Extend the passage on FTIR analysis of transgenic aspen wood, picking up after its final sentence.

> Source extract:

Content starts

To further reveal potential subtle chemical changes in cell walls of WP:CE5 plants, diffuse reflectance Fourier-transform infrared (FTIR) spectroscopy was applied to the ground wood samples. The spectral data analyzed by orthogonal projections to latent structures-differential analysis (OPLS-DA) showed that there was a clear separation between transgenic hybrid aspen lines and the WT (Figure 2A). The bands at 1240, 1370, and 1740 cm–1, which originate from C-O stretching, CH2 bending and C = O stretching vibrations (Gorzsas et al., 2011), respectively, all present in acetyl ester groups, strongly contributed to this separation and these signals were less abundant in the transgenic plants than in the WT (Figures 2B,C). This result was similar to that obtained with the previously studied transgenic plants overexpressing AnAXE1 (Pawar et al., 2016, 2017a). On the other hand, the band at 1600 cm–1, reflecting aromatic C = C vibrations found abundantly in lignin, and the region around 1640 cm–1, reflecting water, were more abundant in WT plants, which was in contrast to results observed with AnAXE1-expressing Arabidopsis and aspen (Pawar et al., 2016, 2017a). The latter results suggest some changes in lignin structure and cell wall hydration that are specific to CE5 overexpressors.

Content ends

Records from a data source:
Content starts

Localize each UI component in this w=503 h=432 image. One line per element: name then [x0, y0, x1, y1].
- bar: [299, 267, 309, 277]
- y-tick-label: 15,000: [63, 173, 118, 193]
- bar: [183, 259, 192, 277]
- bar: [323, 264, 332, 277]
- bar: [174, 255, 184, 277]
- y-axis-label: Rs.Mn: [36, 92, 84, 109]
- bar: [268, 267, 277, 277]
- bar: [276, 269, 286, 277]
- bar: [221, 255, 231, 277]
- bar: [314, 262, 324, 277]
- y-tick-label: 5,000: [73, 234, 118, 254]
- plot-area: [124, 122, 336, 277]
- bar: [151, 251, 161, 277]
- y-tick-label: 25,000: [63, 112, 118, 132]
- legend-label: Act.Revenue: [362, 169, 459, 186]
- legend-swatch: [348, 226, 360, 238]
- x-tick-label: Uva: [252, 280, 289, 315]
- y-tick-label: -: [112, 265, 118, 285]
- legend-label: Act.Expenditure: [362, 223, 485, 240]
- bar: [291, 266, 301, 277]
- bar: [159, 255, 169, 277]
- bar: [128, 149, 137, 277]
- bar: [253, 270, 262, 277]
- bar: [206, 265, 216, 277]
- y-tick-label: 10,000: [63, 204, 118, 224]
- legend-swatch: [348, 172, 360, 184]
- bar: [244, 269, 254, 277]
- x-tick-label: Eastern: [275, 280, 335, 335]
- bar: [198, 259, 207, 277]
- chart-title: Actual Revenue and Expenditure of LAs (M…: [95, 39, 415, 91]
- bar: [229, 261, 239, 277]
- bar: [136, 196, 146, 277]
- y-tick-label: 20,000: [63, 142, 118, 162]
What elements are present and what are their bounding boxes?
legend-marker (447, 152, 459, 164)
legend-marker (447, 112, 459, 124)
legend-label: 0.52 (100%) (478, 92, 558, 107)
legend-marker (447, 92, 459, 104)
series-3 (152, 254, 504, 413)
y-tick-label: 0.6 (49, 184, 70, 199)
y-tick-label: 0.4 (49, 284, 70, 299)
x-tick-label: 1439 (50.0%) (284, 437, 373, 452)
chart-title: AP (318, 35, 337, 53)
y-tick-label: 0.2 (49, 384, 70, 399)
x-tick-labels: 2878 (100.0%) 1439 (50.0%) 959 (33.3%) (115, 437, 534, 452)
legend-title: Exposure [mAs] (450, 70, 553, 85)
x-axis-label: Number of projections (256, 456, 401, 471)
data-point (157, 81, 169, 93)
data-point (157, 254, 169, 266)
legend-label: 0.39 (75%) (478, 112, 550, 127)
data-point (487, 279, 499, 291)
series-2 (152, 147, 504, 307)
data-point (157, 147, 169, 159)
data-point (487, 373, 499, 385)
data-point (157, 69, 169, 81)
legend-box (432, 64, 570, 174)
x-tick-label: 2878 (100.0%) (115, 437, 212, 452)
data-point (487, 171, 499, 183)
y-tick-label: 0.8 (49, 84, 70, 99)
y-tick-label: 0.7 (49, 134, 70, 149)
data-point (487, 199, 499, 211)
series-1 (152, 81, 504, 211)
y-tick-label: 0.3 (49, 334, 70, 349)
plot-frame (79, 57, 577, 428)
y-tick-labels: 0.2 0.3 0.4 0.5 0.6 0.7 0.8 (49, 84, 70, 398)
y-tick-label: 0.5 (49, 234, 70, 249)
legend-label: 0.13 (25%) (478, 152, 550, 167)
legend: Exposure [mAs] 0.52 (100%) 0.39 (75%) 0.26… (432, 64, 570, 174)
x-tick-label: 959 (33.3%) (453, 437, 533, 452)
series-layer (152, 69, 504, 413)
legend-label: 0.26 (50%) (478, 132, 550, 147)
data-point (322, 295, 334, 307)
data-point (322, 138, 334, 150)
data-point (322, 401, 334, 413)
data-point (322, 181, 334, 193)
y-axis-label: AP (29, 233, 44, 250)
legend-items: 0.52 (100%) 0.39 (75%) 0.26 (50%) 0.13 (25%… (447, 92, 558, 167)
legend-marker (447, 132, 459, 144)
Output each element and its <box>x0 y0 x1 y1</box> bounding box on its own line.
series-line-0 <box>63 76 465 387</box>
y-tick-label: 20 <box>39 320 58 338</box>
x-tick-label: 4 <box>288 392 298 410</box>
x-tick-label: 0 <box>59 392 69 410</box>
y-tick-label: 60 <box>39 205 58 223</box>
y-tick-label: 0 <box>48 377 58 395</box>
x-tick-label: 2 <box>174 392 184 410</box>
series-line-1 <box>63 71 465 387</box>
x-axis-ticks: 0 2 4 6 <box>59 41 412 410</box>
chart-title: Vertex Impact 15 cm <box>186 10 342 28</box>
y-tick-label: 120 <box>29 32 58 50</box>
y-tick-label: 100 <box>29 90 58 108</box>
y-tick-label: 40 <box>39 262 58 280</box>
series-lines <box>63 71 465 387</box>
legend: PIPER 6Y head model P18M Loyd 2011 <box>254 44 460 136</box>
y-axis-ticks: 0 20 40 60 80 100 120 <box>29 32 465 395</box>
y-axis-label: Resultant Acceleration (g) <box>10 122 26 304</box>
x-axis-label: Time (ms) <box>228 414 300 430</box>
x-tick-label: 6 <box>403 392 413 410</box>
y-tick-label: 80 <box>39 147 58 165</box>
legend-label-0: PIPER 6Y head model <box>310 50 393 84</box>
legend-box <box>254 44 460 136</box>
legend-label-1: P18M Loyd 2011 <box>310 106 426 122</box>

Content ends

> Output of the task:
Figure 2. Diffuse reflectance Fourier-transform infrared (FTIR) spectra of wood of WP:CE5 transgenic (lines 11, 14B, 14C) and wild type (WT). Dotted lines show bands that are significantly different (≥50% correlation) in the transgenic lines compared to WT, according to OPLS-DA (orthogonal projections to latent structures – discriminant analysis) models using 1 + 1 (predictive + orthogonal) components. Model components are: R2X (cum) = 0.788, R2Y (cum) = 0.891, Q2 (cum) = 0.878. Score plot (A), loadings (B) and the corresponding average spectra (C).
Quantitation of acetic acid released through saponification of wood showed that the transgenic plants had reduced acetyl content by 10 to 16%, compared to the WT (Figure 3A).
Figure 3. Effects of WP:CE5 expression (lines 11, 14B, and 14C) on xylan acetylation in aspen wood. (A) Cell wall acetyl content determined by acetic acid release. (B) 2D qHSQC NMR spectra of extracted xylan showing signals from acetylated (green) and non-acetylated (blue) Xylp units in xylan, which were used for quantification in (C). X23-diacetylated Xylp; X2-Xylp monoacetylated at position 2; X3G2-Xylp acetylated at position 3 and glucuronosylated at position 2; numbers in parenthesis correspond to carbon number in Xylp; Xint – different internal Xylp signals as assigned by Grantham et al. (2017). (D) OLIMP analysis of acidic and neutral xylo-oligosaccharides (XOS) released by endoxylanase AaGH10. Data are means ± SE, N = 2 or more biological × 3 technical replicates for (A), 2 or more biological × 2 technical replicates for (C), and 2 biological replicates for (D). P-values in (A,C) correspond to post-ANOVA contrast analysis comparing all transgenic lines to WT.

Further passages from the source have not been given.